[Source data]

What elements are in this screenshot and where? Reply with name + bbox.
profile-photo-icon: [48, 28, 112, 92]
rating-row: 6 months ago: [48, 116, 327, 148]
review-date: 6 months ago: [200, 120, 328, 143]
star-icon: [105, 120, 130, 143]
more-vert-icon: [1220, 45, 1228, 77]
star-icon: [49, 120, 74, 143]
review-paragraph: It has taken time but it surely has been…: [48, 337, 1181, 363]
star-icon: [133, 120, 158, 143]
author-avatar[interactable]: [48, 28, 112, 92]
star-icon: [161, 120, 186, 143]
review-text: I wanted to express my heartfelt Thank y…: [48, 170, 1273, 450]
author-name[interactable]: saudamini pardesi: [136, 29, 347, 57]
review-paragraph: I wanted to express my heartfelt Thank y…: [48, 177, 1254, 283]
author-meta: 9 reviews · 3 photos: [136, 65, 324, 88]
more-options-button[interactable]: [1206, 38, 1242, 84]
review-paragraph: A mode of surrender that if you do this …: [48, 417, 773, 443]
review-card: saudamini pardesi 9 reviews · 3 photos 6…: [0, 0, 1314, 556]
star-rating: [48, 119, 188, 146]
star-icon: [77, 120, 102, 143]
==
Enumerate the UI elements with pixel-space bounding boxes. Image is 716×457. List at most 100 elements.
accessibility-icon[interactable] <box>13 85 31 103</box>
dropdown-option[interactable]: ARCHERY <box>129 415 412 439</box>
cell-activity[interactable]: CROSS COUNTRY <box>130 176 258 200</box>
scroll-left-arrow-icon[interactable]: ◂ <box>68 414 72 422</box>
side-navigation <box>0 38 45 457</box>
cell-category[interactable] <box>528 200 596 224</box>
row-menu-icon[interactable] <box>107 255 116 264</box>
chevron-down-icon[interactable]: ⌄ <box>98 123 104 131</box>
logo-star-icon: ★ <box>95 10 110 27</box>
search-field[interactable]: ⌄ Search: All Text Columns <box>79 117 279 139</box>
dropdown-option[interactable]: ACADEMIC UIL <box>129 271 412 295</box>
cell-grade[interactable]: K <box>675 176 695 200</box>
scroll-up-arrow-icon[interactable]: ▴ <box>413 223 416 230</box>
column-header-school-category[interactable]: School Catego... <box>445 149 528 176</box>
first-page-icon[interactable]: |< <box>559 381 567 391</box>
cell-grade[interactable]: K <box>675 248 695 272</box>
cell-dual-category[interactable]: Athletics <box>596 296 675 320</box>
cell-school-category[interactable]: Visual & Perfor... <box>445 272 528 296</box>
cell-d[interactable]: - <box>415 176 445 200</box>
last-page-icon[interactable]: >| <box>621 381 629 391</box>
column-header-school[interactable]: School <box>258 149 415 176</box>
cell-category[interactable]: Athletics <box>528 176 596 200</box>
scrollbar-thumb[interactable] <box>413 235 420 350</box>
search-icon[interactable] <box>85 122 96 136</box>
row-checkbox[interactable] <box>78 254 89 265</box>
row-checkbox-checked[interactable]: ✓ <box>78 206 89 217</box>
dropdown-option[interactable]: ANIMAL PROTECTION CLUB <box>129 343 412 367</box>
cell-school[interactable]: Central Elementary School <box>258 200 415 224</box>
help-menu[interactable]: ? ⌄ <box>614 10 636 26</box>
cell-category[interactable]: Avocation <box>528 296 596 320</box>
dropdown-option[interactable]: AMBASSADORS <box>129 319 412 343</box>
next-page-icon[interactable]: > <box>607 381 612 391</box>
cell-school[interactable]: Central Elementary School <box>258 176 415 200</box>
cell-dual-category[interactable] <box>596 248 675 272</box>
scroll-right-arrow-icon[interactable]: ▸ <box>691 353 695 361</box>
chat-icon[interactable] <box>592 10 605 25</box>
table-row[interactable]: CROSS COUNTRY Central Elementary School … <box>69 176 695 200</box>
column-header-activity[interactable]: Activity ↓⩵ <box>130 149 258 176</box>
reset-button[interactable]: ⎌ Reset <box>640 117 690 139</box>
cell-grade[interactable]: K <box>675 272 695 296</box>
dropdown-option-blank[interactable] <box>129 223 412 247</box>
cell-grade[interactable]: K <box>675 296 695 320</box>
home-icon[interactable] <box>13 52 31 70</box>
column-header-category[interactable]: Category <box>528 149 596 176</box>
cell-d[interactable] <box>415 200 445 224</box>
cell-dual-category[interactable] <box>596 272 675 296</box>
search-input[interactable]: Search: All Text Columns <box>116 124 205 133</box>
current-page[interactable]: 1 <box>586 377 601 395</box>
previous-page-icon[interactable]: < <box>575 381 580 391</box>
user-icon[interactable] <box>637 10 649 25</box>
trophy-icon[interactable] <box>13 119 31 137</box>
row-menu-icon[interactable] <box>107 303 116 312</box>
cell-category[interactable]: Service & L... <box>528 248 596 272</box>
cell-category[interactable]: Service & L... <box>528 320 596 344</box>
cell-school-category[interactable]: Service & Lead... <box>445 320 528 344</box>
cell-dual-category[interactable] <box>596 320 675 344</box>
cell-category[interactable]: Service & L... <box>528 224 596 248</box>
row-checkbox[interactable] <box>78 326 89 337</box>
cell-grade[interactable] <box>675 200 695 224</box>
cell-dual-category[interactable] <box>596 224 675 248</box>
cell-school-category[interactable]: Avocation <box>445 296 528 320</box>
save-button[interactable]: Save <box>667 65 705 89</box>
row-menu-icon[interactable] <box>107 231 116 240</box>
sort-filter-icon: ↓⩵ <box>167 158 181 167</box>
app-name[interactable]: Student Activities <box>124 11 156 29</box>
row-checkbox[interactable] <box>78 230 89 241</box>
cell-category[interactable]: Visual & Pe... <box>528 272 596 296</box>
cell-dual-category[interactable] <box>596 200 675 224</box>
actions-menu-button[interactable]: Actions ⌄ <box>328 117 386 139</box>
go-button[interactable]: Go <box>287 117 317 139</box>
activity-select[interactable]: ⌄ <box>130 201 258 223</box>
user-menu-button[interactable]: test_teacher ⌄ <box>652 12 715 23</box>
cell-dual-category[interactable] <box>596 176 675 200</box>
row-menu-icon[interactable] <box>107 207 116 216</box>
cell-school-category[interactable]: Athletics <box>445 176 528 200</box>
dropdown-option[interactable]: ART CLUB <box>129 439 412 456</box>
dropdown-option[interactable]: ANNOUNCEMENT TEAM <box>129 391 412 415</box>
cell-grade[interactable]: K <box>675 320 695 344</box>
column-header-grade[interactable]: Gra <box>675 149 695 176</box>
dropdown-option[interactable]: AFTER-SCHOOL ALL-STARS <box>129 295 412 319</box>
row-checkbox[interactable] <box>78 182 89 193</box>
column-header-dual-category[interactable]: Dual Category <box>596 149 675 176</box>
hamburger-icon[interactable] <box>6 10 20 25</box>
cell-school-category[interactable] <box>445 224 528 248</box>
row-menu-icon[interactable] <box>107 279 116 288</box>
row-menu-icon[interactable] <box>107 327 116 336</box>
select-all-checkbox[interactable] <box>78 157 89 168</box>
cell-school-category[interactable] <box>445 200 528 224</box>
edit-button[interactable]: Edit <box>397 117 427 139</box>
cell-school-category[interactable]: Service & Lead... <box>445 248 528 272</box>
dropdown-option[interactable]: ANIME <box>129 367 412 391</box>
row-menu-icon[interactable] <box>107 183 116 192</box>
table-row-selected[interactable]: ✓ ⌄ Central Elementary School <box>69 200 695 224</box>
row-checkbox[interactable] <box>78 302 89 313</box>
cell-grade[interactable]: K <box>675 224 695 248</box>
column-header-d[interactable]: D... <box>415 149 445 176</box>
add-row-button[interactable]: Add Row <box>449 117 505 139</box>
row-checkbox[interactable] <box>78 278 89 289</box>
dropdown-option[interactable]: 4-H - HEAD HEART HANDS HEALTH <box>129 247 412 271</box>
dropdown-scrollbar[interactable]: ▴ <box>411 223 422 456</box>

▶ [What the task requires] Write out the lines from the one containing "Enumerate the UI" through the one containing "cell-activity[interactable]: CROSS COUNTRY" as a numbered list, leaving out any blank lines.

▶ [Result of this task]
1. Enumerate the UI elements with pixel-space bounding boxes. Image is 716×457. List at most 100 elements.
2. accessibility-icon[interactable] <box>13 85 31 103</box>
3. dropdown-option[interactable]: ARCHERY <box>129 415 412 439</box>
4. cell-activity[interactable]: CROSS COUNTRY <box>130 176 258 200</box>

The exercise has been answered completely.